Job: Give the data below again exactly as it stands. Omit the pictures.

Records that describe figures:
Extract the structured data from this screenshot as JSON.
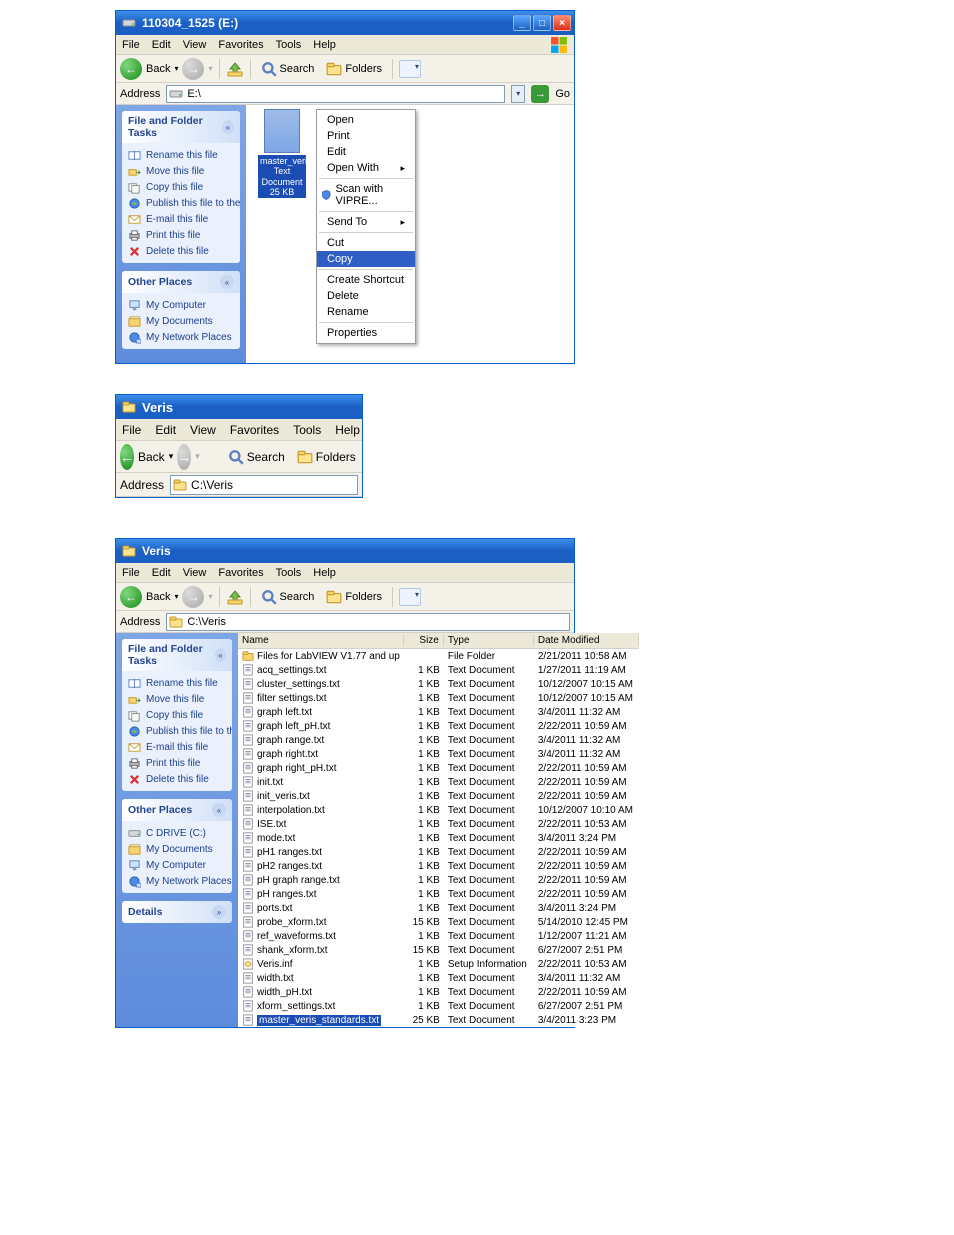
{
  "menus": [
    "File",
    "Edit",
    "View",
    "Favorites",
    "Tools",
    "Help"
  ],
  "toolbar": {
    "back": "Back",
    "search": "Search",
    "folders": "Folders"
  },
  "address_label": "Address",
  "go_label": "Go",
  "s1": {
    "title": "110304_1525 (E:)",
    "address": "E:\\",
    "selected_file": {
      "name": "master_veris_standards.txt",
      "type": "Text Document",
      "size": "25 KB"
    },
    "ctx": [
      {
        "t": "item",
        "label": "Open"
      },
      {
        "t": "item",
        "label": "Print"
      },
      {
        "t": "item",
        "label": "Edit"
      },
      {
        "t": "sub",
        "label": "Open With"
      },
      {
        "t": "sep"
      },
      {
        "t": "icon",
        "label": "Scan with VIPRE..."
      },
      {
        "t": "sep"
      },
      {
        "t": "sub",
        "label": "Send To"
      },
      {
        "t": "sep"
      },
      {
        "t": "item",
        "label": "Cut"
      },
      {
        "t": "hl",
        "label": "Copy"
      },
      {
        "t": "sep"
      },
      {
        "t": "item",
        "label": "Create Shortcut"
      },
      {
        "t": "item",
        "label": "Delete"
      },
      {
        "t": "item",
        "label": "Rename"
      },
      {
        "t": "sep"
      },
      {
        "t": "item",
        "label": "Properties"
      }
    ],
    "tasks_file": {
      "head": "File and Folder Tasks",
      "items": [
        {
          "ico": "rename",
          "label": "Rename this file"
        },
        {
          "ico": "move",
          "label": "Move this file"
        },
        {
          "ico": "copy",
          "label": "Copy this file"
        },
        {
          "ico": "publish",
          "label": "Publish this file to the Web"
        },
        {
          "ico": "email",
          "label": "E-mail this file"
        },
        {
          "ico": "print",
          "label": "Print this file"
        },
        {
          "ico": "delete",
          "label": "Delete this file"
        }
      ]
    },
    "tasks_places": {
      "head": "Other Places",
      "items": [
        {
          "ico": "mycomp",
          "label": "My Computer"
        },
        {
          "ico": "mydocs",
          "label": "My Documents"
        },
        {
          "ico": "network",
          "label": "My Network Places"
        }
      ]
    }
  },
  "s2": {
    "title": "Veris",
    "address": "C:\\Veris"
  },
  "s3": {
    "title": "Veris",
    "address": "C:\\Veris",
    "columns": [
      "Name",
      "Size",
      "Type",
      "Date Modified"
    ],
    "tasks_file": {
      "head": "File and Folder Tasks",
      "items": [
        {
          "ico": "rename",
          "label": "Rename this file"
        },
        {
          "ico": "move",
          "label": "Move this file"
        },
        {
          "ico": "copy",
          "label": "Copy this file"
        },
        {
          "ico": "publish",
          "label": "Publish this file to the Web"
        },
        {
          "ico": "email",
          "label": "E-mail this file"
        },
        {
          "ico": "print",
          "label": "Print this file"
        },
        {
          "ico": "delete",
          "label": "Delete this file"
        }
      ]
    },
    "tasks_places": {
      "head": "Other Places",
      "items": [
        {
          "ico": "drive",
          "label": "C DRIVE (C:)"
        },
        {
          "ico": "mydocs",
          "label": "My Documents"
        },
        {
          "ico": "mycomp",
          "label": "My Computer"
        },
        {
          "ico": "network",
          "label": "My Network Places"
        }
      ]
    },
    "details_head": "Details",
    "files": [
      {
        "ico": "folder",
        "name": "Files for LabVIEW V1.77 and up",
        "size": "",
        "type": "File Folder",
        "date": "2/21/2011 10:58 AM"
      },
      {
        "ico": "txt",
        "name": "acq_settings.txt",
        "size": "1 KB",
        "type": "Text Document",
        "date": "1/27/2011 11:19 AM"
      },
      {
        "ico": "txt",
        "name": "cluster_settings.txt",
        "size": "1 KB",
        "type": "Text Document",
        "date": "10/12/2007 10:15 AM"
      },
      {
        "ico": "txt",
        "name": "filter settings.txt",
        "size": "1 KB",
        "type": "Text Document",
        "date": "10/12/2007 10:15 AM"
      },
      {
        "ico": "txt",
        "name": "graph left.txt",
        "size": "1 KB",
        "type": "Text Document",
        "date": "3/4/2011 11:32 AM"
      },
      {
        "ico": "txt",
        "name": "graph left_pH.txt",
        "size": "1 KB",
        "type": "Text Document",
        "date": "2/22/2011 10:59 AM"
      },
      {
        "ico": "txt",
        "name": "graph range.txt",
        "size": "1 KB",
        "type": "Text Document",
        "date": "3/4/2011 11:32 AM"
      },
      {
        "ico": "txt",
        "name": "graph right.txt",
        "size": "1 KB",
        "type": "Text Document",
        "date": "3/4/2011 11:32 AM"
      },
      {
        "ico": "txt",
        "name": "graph right_pH.txt",
        "size": "1 KB",
        "type": "Text Document",
        "date": "2/22/2011 10:59 AM"
      },
      {
        "ico": "txt",
        "name": "init.txt",
        "size": "1 KB",
        "type": "Text Document",
        "date": "2/22/2011 10:59 AM"
      },
      {
        "ico": "txt",
        "name": "init_veris.txt",
        "size": "1 KB",
        "type": "Text Document",
        "date": "2/22/2011 10:59 AM"
      },
      {
        "ico": "txt",
        "name": "interpolation.txt",
        "size": "1 KB",
        "type": "Text Document",
        "date": "10/12/2007 10:10 AM"
      },
      {
        "ico": "txt",
        "name": "ISE.txt",
        "size": "1 KB",
        "type": "Text Document",
        "date": "2/22/2011 10:53 AM"
      },
      {
        "ico": "txt",
        "name": "mode.txt",
        "size": "1 KB",
        "type": "Text Document",
        "date": "3/4/2011 3:24 PM"
      },
      {
        "ico": "txt",
        "name": "pH1 ranges.txt",
        "size": "1 KB",
        "type": "Text Document",
        "date": "2/22/2011 10:59 AM"
      },
      {
        "ico": "txt",
        "name": "pH2 ranges.txt",
        "size": "1 KB",
        "type": "Text Document",
        "date": "2/22/2011 10:59 AM"
      },
      {
        "ico": "txt",
        "name": "pH graph range.txt",
        "size": "1 KB",
        "type": "Text Document",
        "date": "2/22/2011 10:59 AM"
      },
      {
        "ico": "txt",
        "name": "pH ranges.txt",
        "size": "1 KB",
        "type": "Text Document",
        "date": "2/22/2011 10:59 AM"
      },
      {
        "ico": "txt",
        "name": "ports.txt",
        "size": "1 KB",
        "type": "Text Document",
        "date": "3/4/2011 3:24 PM"
      },
      {
        "ico": "txt",
        "name": "probe_xform.txt",
        "size": "15 KB",
        "type": "Text Document",
        "date": "5/14/2010 12:45 PM"
      },
      {
        "ico": "txt",
        "name": "ref_waveforms.txt",
        "size": "1 KB",
        "type": "Text Document",
        "date": "1/12/2007 11:21 AM"
      },
      {
        "ico": "txt",
        "name": "shank_xform.txt",
        "size": "15 KB",
        "type": "Text Document",
        "date": "6/27/2007 2:51 PM"
      },
      {
        "ico": "inf",
        "name": "Veris.inf",
        "size": "1 KB",
        "type": "Setup Information",
        "date": "2/22/2011 10:53 AM"
      },
      {
        "ico": "txt",
        "name": "width.txt",
        "size": "1 KB",
        "type": "Text Document",
        "date": "3/4/2011 11:32 AM"
      },
      {
        "ico": "txt",
        "name": "width_pH.txt",
        "size": "1 KB",
        "type": "Text Document",
        "date": "2/22/2011 10:59 AM"
      },
      {
        "ico": "txt",
        "name": "xform_settings.txt",
        "size": "1 KB",
        "type": "Text Document",
        "date": "6/27/2007 2:51 PM"
      },
      {
        "ico": "txt",
        "name": "master_veris_standards.txt",
        "size": "25 KB",
        "type": "Text Document",
        "date": "3/4/2011 3:23 PM",
        "selected": true
      }
    ]
  }
}
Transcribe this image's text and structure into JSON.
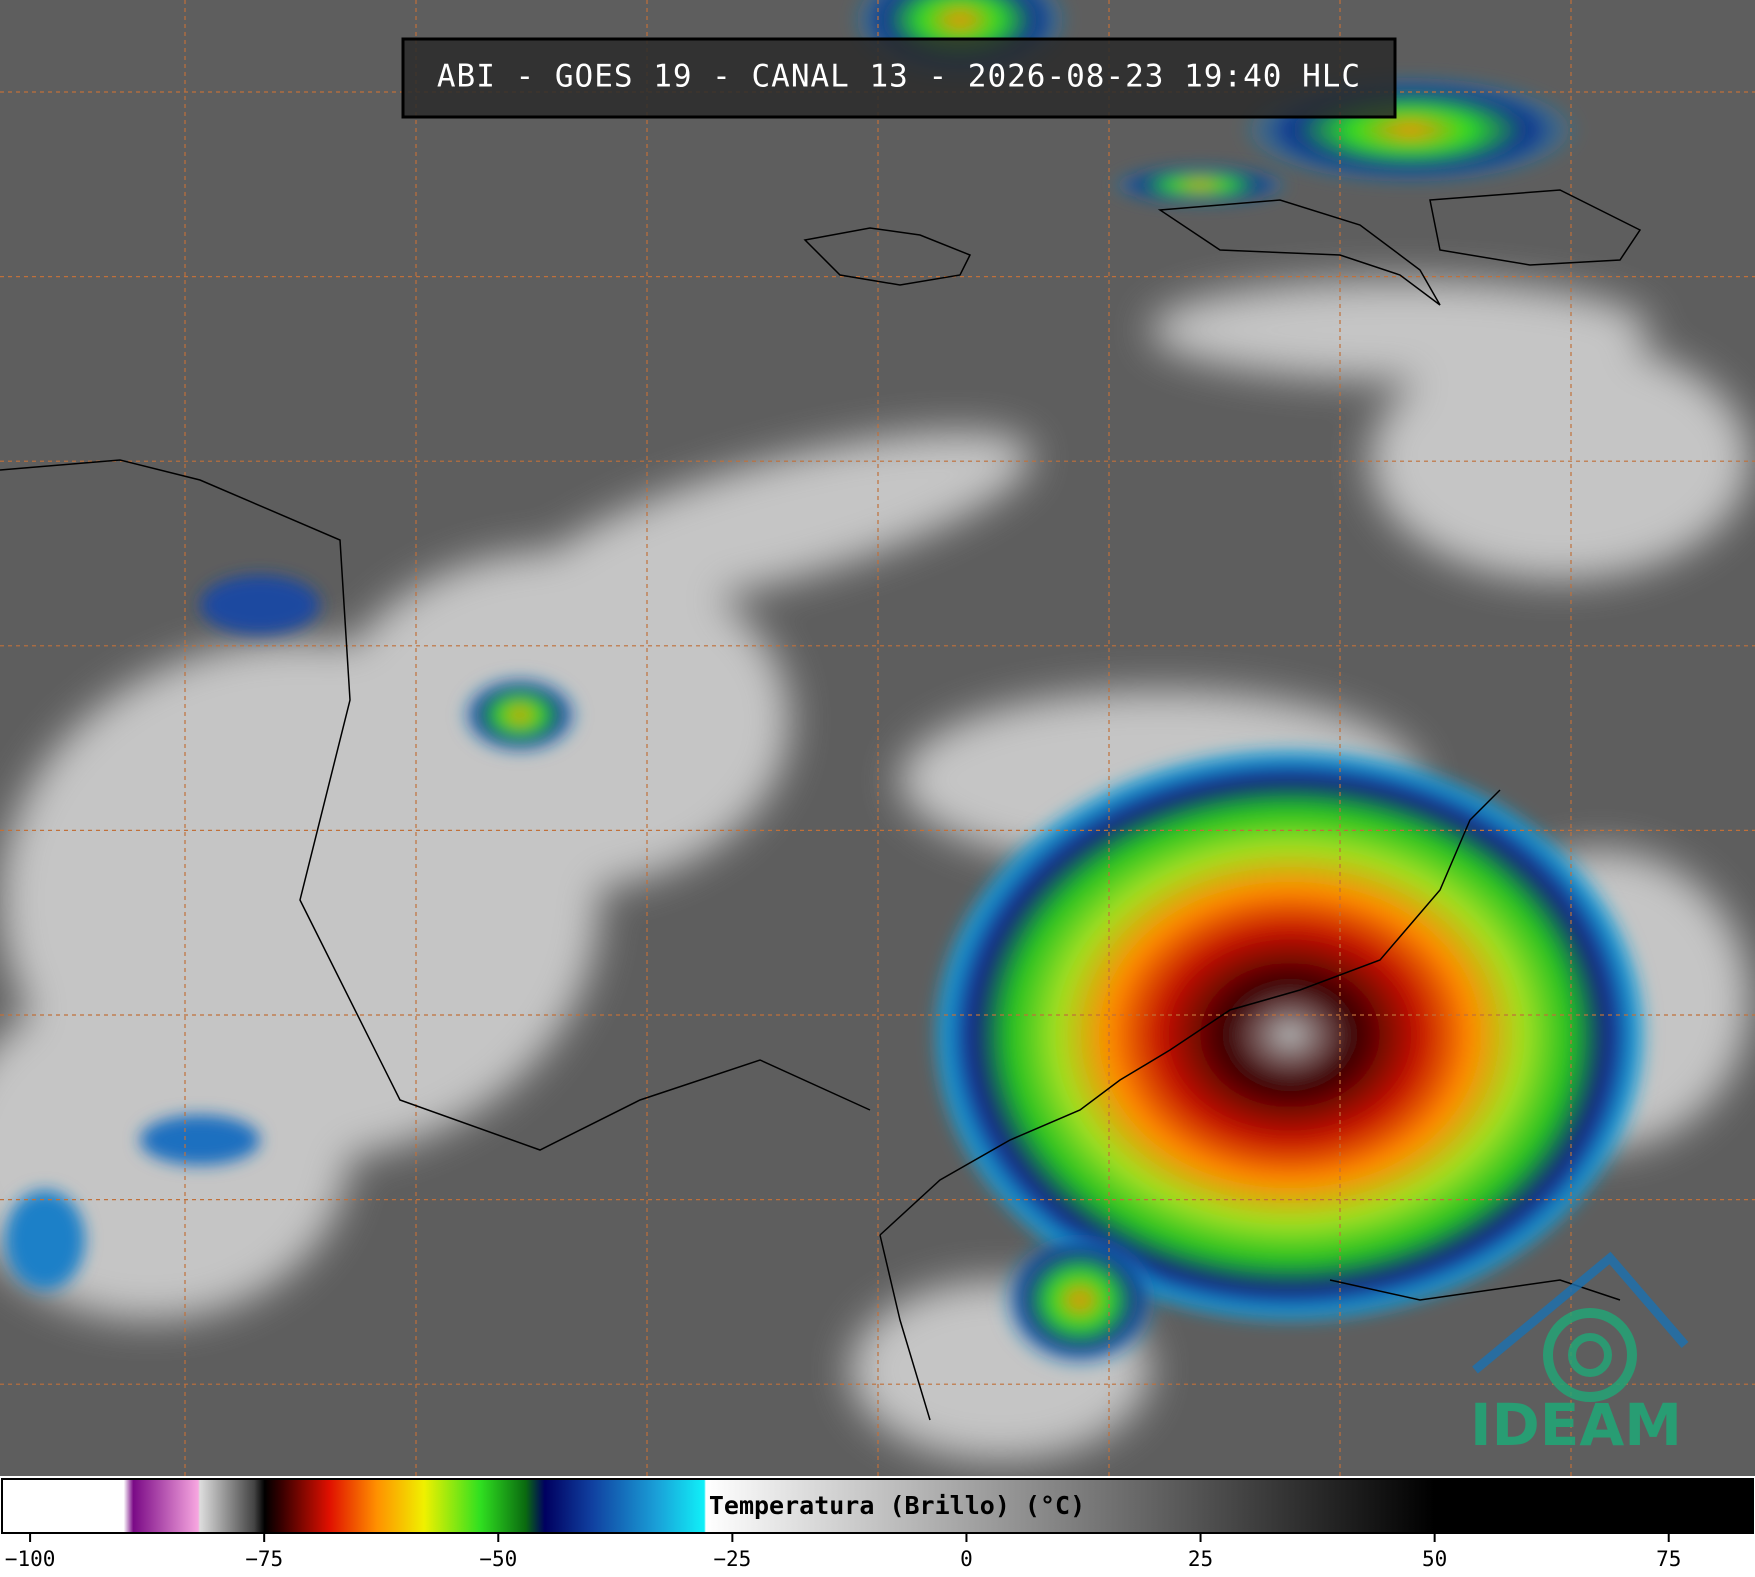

The reply:
Extract the structured data from this screenshot as JSON.
{
  "menus": [
    "File",
    "Edit",
    "View",
    "Favorites",
    "Tools",
    "Help"
  ],
  "toolbar": {
    "back": "Back",
    "search": "Search",
    "folders": "Folders"
  },
  "address_label": "Address",
  "go_label": "Go",
  "s1": {
    "title": "110304_1525 (E:)",
    "address": "E:\\",
    "selected_file": {
      "name": "master_veris_standards.txt",
      "type": "Text Document",
      "size": "25 KB"
    },
    "ctx": [
      {
        "t": "item",
        "label": "Open"
      },
      {
        "t": "item",
        "label": "Print"
      },
      {
        "t": "item",
        "label": "Edit"
      },
      {
        "t": "sub",
        "label": "Open With"
      },
      {
        "t": "sep"
      },
      {
        "t": "icon",
        "label": "Scan with VIPRE..."
      },
      {
        "t": "sep"
      },
      {
        "t": "sub",
        "label": "Send To"
      },
      {
        "t": "sep"
      },
      {
        "t": "item",
        "label": "Cut"
      },
      {
        "t": "hl",
        "label": "Copy"
      },
      {
        "t": "sep"
      },
      {
        "t": "item",
        "label": "Create Shortcut"
      },
      {
        "t": "item",
        "label": "Delete"
      },
      {
        "t": "item",
        "label": "Rename"
      },
      {
        "t": "sep"
      },
      {
        "t": "item",
        "label": "Properties"
      }
    ],
    "tasks_file": {
      "head": "File and Folder Tasks",
      "items": [
        {
          "ico": "rename",
          "label": "Rename this file"
        },
        {
          "ico": "move",
          "label": "Move this file"
        },
        {
          "ico": "copy",
          "label": "Copy this file"
        },
        {
          "ico": "publish",
          "label": "Publish this file to the Web"
        },
        {
          "ico": "email",
          "label": "E-mail this file"
        },
        {
          "ico": "print",
          "label": "Print this file"
        },
        {
          "ico": "delete",
          "label": "Delete this file"
        }
      ]
    },
    "tasks_places": {
      "head": "Other Places",
      "items": [
        {
          "ico": "mycomp",
          "label": "My Computer"
        },
        {
          "ico": "mydocs",
          "label": "My Documents"
        },
        {
          "ico": "network",
          "label": "My Network Places"
        }
      ]
    }
  },
  "s2": {
    "title": "Veris",
    "address": "C:\\Veris"
  },
  "s3": {
    "title": "Veris",
    "address": "C:\\Veris",
    "columns": [
      "Name",
      "Size",
      "Type",
      "Date Modified"
    ],
    "tasks_file": {
      "head": "File and Folder Tasks",
      "items": [
        {
          "ico": "rename",
          "label": "Rename this file"
        },
        {
          "ico": "move",
          "label": "Move this file"
        },
        {
          "ico": "copy",
          "label": "Copy this file"
        },
        {
          "ico": "publish",
          "label": "Publish this file to the Web"
        },
        {
          "ico": "email",
          "label": "E-mail this file"
        },
        {
          "ico": "print",
          "label": "Print this file"
        },
        {
          "ico": "delete",
          "label": "Delete this file"
        }
      ]
    },
    "tasks_places": {
      "head": "Other Places",
      "items": [
        {
          "ico": "drive",
          "label": "C DRIVE (C:)"
        },
        {
          "ico": "mydocs",
          "label": "My Documents"
        },
        {
          "ico": "mycomp",
          "label": "My Computer"
        },
        {
          "ico": "network",
          "label": "My Network Places"
        }
      ]
    },
    "details_head": "Details",
    "files": [
      {
        "ico": "folder",
        "name": "Files for LabVIEW V1.77 and up",
        "size": "",
        "type": "File Folder",
        "date": "2/21/2011 10:58 AM"
      },
      {
        "ico": "txt",
        "name": "acq_settings.txt",
        "size": "1 KB",
        "type": "Text Document",
        "date": "1/27/2011 11:19 AM"
      },
      {
        "ico": "txt",
        "name": "cluster_settings.txt",
        "size": "1 KB",
        "type": "Text Document",
        "date": "10/12/2007 10:15 AM"
      },
      {
        "ico": "txt",
        "name": "filter settings.txt",
        "size": "1 KB",
        "type": "Text Document",
        "date": "10/12/2007 10:15 AM"
      },
      {
        "ico": "txt",
        "name": "graph left.txt",
        "size": "1 KB",
        "type": "Text Document",
        "date": "3/4/2011 11:32 AM"
      },
      {
        "ico": "txt",
        "name": "graph left_pH.txt",
        "size": "1 KB",
        "type": "Text Document",
        "date": "2/22/2011 10:59 AM"
      },
      {
        "ico": "txt",
        "name": "graph range.txt",
        "size": "1 KB",
        "type": "Text Document",
        "date": "3/4/2011 11:32 AM"
      },
      {
        "ico": "txt",
        "name": "graph right.txt",
        "size": "1 KB",
        "type": "Text Document",
        "date": "3/4/2011 11:32 AM"
      },
      {
        "ico": "txt",
        "name": "graph right_pH.txt",
        "size": "1 KB",
        "type": "Text Document",
        "date": "2/22/2011 10:59 AM"
      },
      {
        "ico": "txt",
        "name": "init.txt",
        "size": "1 KB",
        "type": "Text Document",
        "date": "2/22/2011 10:59 AM"
      },
      {
        "ico": "txt",
        "name": "init_veris.txt",
        "size": "1 KB",
        "type": "Text Document",
        "date": "2/22/2011 10:59 AM"
      },
      {
        "ico": "txt",
        "name": "interpolation.txt",
        "size": "1 KB",
        "type": "Text Document",
        "date": "10/12/2007 10:10 AM"
      },
      {
        "ico": "txt",
        "name": "ISE.txt",
        "size": "1 KB",
        "type": "Text Document",
        "date": "2/22/2011 10:53 AM"
      },
      {
        "ico": "txt",
        "name": "mode.txt",
        "size": "1 KB",
        "type": "Text Document",
        "date": "3/4/2011 3:24 PM"
      },
      {
        "ico": "txt",
        "name": "pH1 ranges.txt",
        "size": "1 KB",
        "type": "Text Document",
        "date": "2/22/2011 10:59 AM"
      },
      {
        "ico": "txt",
        "name": "pH2 ranges.txt",
        "size": "1 KB",
        "type": "Text Document",
        "date": "2/22/2011 10:59 AM"
      },
      {
        "ico": "txt",
        "name": "pH graph range.txt",
        "size": "1 KB",
        "type": "Text Document",
        "date": "2/22/2011 10:59 AM"
      },
      {
        "ico": "txt",
        "name": "pH ranges.txt",
        "size": "1 KB",
        "type": "Text Document",
        "date": "2/22/2011 10:59 AM"
      },
      {
        "ico": "txt",
        "name": "ports.txt",
        "size": "1 KB",
        "type": "Text Document",
        "date": "3/4/2011 3:24 PM"
      },
      {
        "ico": "txt",
        "name": "probe_xform.txt",
        "size": "15 KB",
        "type": "Text Document",
        "date": "5/14/2010 12:45 PM"
      },
      {
        "ico": "txt",
        "name": "ref_waveforms.txt",
        "size": "1 KB",
        "type": "Text Document",
        "date": "1/12/2007 11:21 AM"
      },
      {
        "ico": "txt",
        "name": "shank_xform.txt",
        "size": "15 KB",
        "type": "Text Document",
        "date": "6/27/2007 2:51 PM"
      },
      {
        "ico": "inf",
        "name": "Veris.inf",
        "size": "1 KB",
        "type": "Setup Information",
        "date": "2/22/2011 10:53 AM"
      },
      {
        "ico": "txt",
        "name": "width.txt",
        "size": "1 KB",
        "type": "Text Document",
        "date": "3/4/2011 11:32 AM"
      },
      {
        "ico": "txt",
        "name": "width_pH.txt",
        "size": "1 KB",
        "type": "Text Document",
        "date": "2/22/2011 10:59 AM"
      },
      {
        "ico": "txt",
        "name": "xform_settings.txt",
        "size": "1 KB",
        "type": "Text Document",
        "date": "6/27/2007 2:51 PM"
      },
      {
        "ico": "txt",
        "name": "master_veris_standards.txt",
        "size": "25 KB",
        "type": "Text Document",
        "date": "3/4/2011 3:23 PM",
        "selected": true
      }
    ]
  }
}
Transcribe this image's text and structure into JSON.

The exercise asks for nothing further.